____ Exercise input

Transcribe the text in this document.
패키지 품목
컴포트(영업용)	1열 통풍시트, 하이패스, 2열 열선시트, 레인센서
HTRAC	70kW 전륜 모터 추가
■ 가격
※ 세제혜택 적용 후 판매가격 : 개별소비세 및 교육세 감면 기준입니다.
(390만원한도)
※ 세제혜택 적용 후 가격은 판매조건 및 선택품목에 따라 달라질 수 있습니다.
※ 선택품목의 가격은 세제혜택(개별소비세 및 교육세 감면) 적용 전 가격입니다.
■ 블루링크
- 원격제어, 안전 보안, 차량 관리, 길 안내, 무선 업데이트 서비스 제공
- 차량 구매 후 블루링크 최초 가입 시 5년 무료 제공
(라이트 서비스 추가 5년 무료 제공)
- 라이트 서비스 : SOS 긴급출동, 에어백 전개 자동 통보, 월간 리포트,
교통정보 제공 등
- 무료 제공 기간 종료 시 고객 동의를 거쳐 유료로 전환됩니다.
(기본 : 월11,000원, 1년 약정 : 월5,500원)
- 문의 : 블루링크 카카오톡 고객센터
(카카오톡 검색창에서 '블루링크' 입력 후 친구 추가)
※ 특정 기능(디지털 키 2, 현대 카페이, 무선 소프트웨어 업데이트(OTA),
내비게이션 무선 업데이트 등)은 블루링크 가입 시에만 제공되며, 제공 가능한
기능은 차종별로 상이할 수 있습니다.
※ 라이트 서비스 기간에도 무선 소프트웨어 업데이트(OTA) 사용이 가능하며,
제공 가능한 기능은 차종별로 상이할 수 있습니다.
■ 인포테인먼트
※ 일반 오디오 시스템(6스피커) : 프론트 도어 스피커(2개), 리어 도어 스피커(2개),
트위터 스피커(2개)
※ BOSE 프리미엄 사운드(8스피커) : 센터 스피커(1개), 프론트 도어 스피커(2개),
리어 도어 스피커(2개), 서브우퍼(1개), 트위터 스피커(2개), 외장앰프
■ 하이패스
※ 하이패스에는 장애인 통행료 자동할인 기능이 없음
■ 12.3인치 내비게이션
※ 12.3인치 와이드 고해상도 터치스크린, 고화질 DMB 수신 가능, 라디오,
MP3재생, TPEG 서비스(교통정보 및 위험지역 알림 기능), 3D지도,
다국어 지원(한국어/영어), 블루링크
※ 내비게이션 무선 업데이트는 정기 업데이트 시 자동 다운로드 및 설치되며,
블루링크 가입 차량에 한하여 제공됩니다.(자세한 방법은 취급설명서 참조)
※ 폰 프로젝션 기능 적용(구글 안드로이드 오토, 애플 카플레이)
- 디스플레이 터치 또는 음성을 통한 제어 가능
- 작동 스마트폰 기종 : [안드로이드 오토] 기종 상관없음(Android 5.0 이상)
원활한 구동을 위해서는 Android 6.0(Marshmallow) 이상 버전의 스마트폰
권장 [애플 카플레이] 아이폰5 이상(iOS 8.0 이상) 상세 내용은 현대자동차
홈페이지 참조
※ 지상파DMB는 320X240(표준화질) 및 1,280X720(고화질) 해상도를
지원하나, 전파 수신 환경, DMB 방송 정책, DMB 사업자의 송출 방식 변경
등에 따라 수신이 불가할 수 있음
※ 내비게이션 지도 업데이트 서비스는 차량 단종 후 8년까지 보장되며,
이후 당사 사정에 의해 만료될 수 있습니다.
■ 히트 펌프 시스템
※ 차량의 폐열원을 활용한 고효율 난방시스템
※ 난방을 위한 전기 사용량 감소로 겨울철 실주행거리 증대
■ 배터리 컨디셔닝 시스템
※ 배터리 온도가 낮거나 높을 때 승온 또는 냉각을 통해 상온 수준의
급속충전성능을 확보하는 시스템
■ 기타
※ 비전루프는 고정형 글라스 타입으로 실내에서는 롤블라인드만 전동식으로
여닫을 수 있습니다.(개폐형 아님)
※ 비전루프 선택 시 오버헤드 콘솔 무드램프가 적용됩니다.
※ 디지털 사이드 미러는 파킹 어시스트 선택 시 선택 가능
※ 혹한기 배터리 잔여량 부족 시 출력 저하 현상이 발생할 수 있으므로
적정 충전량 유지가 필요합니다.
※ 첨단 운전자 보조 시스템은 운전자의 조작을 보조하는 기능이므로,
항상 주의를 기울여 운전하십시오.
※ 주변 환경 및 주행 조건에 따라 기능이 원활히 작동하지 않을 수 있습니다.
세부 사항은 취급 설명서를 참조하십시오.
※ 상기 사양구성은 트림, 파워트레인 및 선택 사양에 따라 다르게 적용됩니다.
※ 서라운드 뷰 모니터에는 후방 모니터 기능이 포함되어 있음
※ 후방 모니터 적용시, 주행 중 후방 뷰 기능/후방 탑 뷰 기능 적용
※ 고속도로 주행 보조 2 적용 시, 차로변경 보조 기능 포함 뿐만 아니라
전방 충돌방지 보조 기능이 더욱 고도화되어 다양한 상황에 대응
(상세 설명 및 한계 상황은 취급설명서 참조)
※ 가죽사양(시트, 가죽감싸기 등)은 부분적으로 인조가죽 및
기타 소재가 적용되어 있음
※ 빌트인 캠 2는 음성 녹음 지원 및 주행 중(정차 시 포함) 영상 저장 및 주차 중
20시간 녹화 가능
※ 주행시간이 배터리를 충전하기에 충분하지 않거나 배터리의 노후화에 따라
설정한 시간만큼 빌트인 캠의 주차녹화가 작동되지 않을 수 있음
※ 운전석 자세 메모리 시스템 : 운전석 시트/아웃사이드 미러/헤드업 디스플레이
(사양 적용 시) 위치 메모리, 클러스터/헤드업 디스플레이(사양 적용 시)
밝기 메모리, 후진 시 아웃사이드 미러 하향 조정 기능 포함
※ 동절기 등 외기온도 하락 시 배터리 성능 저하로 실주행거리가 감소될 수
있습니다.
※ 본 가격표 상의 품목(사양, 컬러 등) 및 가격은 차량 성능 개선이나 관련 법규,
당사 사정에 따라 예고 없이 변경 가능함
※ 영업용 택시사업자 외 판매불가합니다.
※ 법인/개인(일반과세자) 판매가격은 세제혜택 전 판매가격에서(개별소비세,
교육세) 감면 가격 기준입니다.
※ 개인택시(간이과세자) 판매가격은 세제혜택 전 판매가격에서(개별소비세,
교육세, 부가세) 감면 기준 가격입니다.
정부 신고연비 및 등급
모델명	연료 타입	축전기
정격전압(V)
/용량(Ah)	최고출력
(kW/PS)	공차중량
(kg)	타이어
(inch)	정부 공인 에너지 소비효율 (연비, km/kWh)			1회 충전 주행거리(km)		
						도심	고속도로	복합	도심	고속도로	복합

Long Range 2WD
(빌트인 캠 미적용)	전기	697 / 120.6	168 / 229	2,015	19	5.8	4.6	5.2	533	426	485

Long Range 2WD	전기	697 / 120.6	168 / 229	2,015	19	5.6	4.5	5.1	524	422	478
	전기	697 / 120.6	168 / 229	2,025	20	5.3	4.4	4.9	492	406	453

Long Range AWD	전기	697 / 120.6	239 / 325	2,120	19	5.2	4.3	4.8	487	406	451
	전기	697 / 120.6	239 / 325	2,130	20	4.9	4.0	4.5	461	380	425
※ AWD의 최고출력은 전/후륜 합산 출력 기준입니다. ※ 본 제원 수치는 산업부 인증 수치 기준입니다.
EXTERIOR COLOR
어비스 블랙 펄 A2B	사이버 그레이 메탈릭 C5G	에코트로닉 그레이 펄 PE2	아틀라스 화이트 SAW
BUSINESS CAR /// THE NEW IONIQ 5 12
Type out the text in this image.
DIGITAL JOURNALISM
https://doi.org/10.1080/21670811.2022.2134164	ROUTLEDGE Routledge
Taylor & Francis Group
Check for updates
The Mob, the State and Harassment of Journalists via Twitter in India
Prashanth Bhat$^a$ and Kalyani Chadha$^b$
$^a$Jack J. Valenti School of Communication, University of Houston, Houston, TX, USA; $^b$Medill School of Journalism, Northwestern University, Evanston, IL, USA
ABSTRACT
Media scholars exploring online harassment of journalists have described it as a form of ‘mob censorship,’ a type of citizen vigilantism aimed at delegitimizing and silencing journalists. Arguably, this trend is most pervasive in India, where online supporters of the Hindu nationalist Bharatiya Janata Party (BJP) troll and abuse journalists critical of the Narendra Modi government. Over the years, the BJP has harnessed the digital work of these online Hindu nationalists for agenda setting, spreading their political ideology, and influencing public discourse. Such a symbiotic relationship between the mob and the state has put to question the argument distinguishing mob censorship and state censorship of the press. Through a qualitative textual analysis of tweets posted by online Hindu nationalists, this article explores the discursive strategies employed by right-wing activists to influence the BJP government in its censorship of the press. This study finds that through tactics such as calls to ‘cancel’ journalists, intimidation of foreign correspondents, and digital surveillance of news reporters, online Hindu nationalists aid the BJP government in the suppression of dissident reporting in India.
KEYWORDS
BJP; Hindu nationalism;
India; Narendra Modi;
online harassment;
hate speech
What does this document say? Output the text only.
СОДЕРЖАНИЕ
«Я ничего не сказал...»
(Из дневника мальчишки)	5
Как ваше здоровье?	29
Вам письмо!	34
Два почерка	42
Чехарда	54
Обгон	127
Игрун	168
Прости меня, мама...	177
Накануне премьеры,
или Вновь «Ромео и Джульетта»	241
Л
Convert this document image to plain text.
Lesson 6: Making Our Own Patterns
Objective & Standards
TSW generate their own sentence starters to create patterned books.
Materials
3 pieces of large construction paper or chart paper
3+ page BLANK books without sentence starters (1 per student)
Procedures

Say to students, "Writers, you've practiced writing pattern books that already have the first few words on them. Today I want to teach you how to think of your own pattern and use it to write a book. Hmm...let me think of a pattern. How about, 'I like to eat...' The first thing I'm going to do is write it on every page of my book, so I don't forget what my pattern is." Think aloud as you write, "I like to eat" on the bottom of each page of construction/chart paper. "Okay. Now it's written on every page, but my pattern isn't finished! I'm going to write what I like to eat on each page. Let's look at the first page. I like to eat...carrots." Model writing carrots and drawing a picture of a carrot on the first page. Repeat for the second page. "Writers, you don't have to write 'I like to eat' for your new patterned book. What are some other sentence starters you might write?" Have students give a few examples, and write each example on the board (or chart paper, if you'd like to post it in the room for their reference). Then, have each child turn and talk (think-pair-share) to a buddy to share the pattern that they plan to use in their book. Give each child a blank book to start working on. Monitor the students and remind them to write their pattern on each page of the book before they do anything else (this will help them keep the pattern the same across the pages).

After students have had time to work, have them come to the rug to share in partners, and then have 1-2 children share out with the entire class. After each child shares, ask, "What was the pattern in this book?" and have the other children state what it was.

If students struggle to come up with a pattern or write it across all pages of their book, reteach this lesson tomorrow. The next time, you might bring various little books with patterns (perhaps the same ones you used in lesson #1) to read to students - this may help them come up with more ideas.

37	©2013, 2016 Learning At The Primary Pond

________

# [Instruction]
Check each line of the records for the word "time" and extract those that contain it.

# [Complete response]
After students have had time to work, have them come to the rug to share in partners, and then have 1-2 children share out with the entire class. After each child shares, ask, "What was the pattern in this book?" and have the other children state what it was.
If students struggle to come up with a pattern or write it across all pages of their book, reteach this lesson tomorrow. The next time, you might bring various little books with patterns (perhaps the same ones you used in lesson #1) to read to students - this may help them come up with more ideas.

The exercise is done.